Exercise:
Count the lines in the material below that contain the string "tube". Reply with the number alone.

>> Start Given data

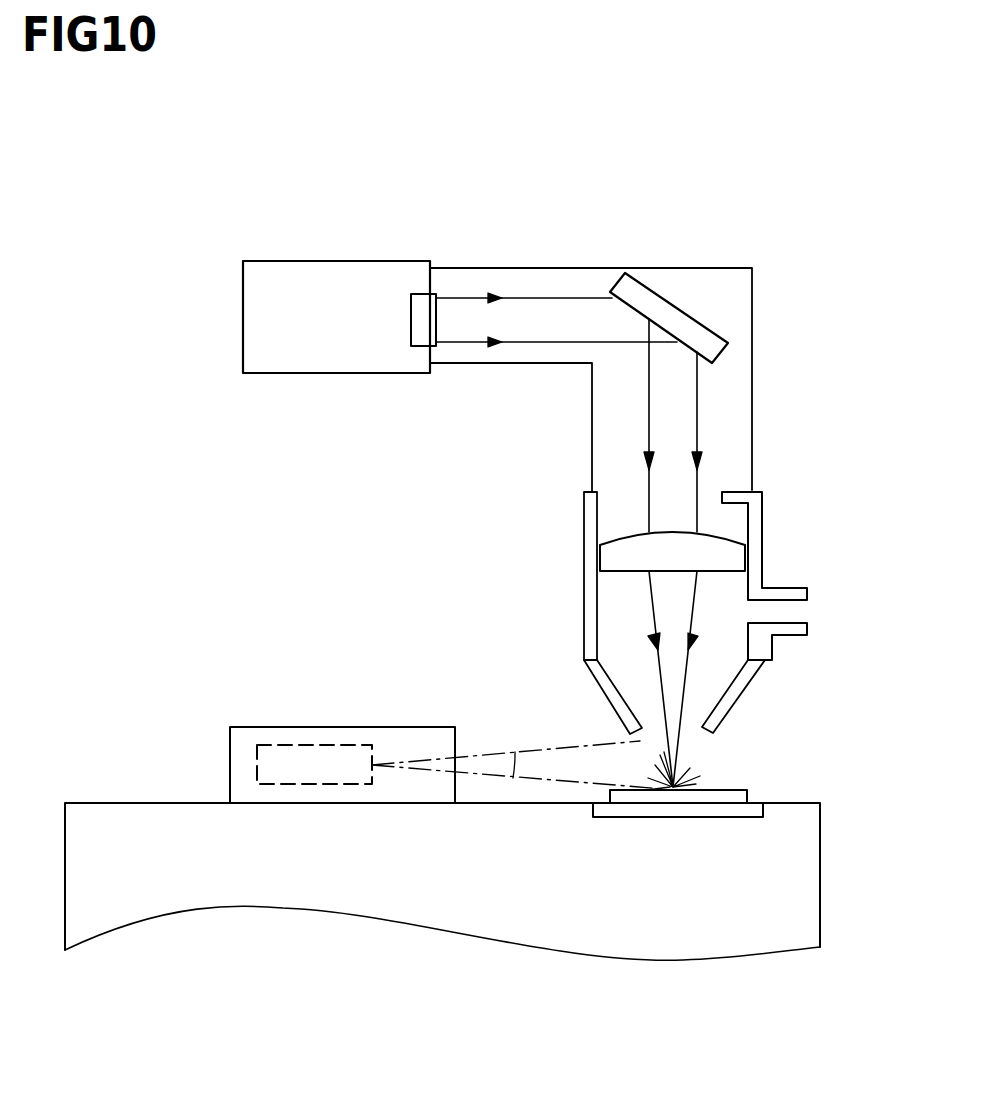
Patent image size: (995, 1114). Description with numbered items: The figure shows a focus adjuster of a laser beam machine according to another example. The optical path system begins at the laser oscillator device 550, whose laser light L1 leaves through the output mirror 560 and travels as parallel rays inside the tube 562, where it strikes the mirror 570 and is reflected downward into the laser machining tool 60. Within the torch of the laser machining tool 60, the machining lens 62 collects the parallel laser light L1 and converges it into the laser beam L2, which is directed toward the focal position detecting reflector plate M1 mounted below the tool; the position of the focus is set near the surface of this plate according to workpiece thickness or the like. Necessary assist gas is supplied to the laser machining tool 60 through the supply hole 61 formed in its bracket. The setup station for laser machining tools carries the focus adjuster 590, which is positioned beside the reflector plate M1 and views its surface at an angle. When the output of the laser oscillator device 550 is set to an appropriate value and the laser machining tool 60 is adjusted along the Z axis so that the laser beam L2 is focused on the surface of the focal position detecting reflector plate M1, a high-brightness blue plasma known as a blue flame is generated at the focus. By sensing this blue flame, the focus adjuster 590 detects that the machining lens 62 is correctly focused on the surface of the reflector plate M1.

The laser oscillator device 550 is at (340, 272).
The output mirror 560 is at (427, 306).
The mirror 570 is at (673, 313).
The tube 562 is at (753, 393).
The laser machining tool 60 is at (792, 525).
The supply hole 61 is at (807, 589).
The machining lens 62 is at (618, 552).
The focus adjuster 590 is at (332, 755).
The laser light L1 is at (568, 297).
The laser beam L2 is at (688, 690).
The machining point / spark BF is at (693, 763).
The focal position detecting reflector plate M1 is at (733, 797).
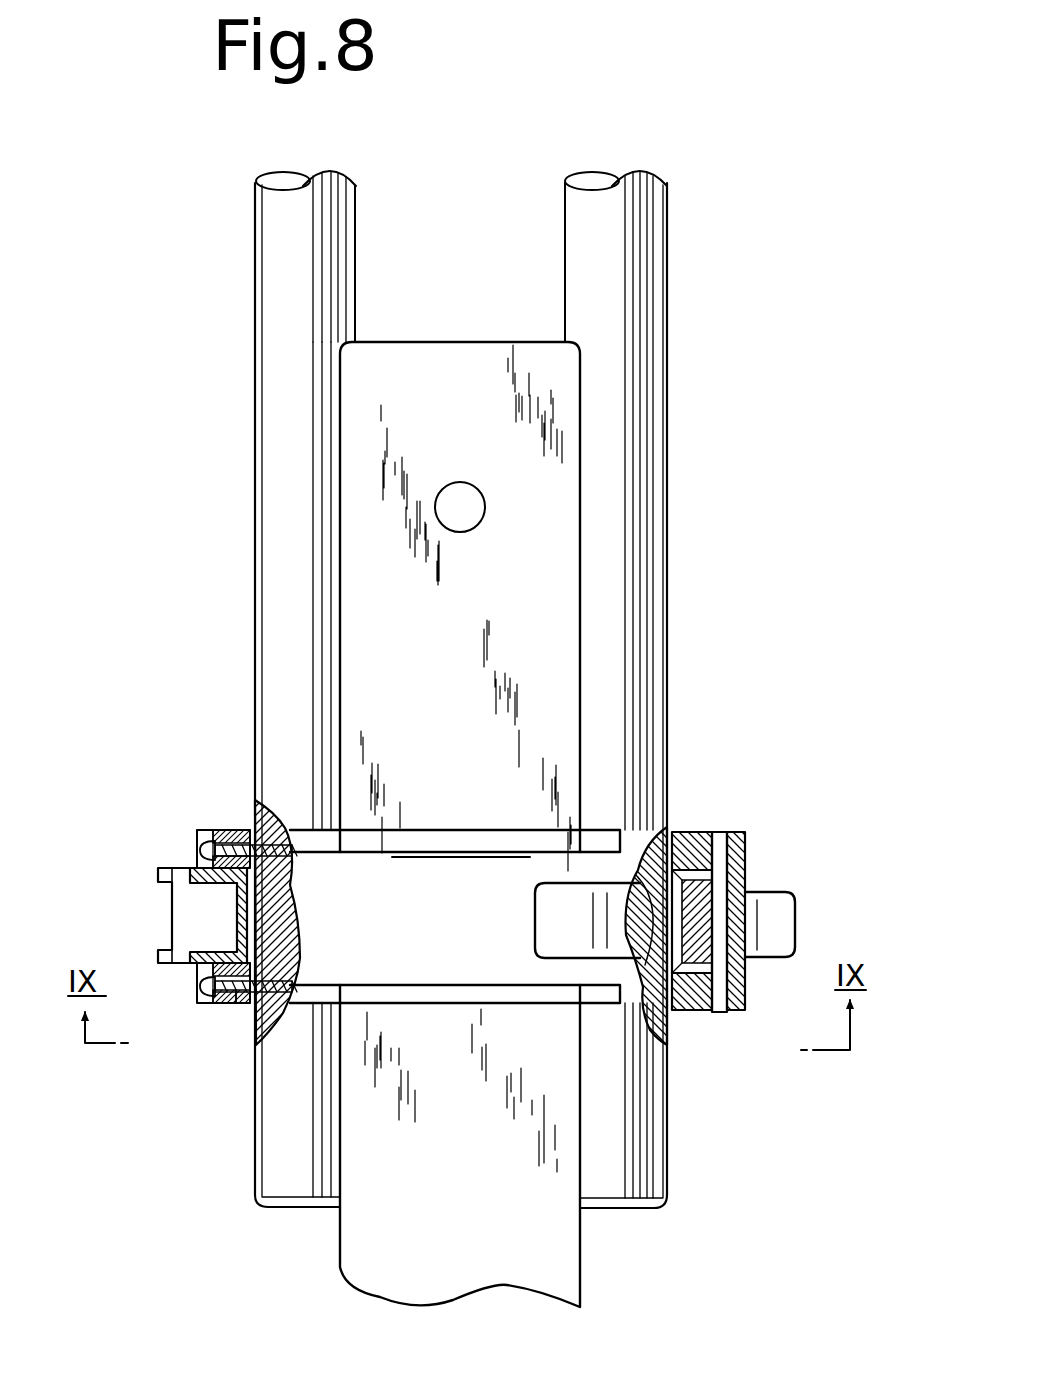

>> End Given data

The answer:
2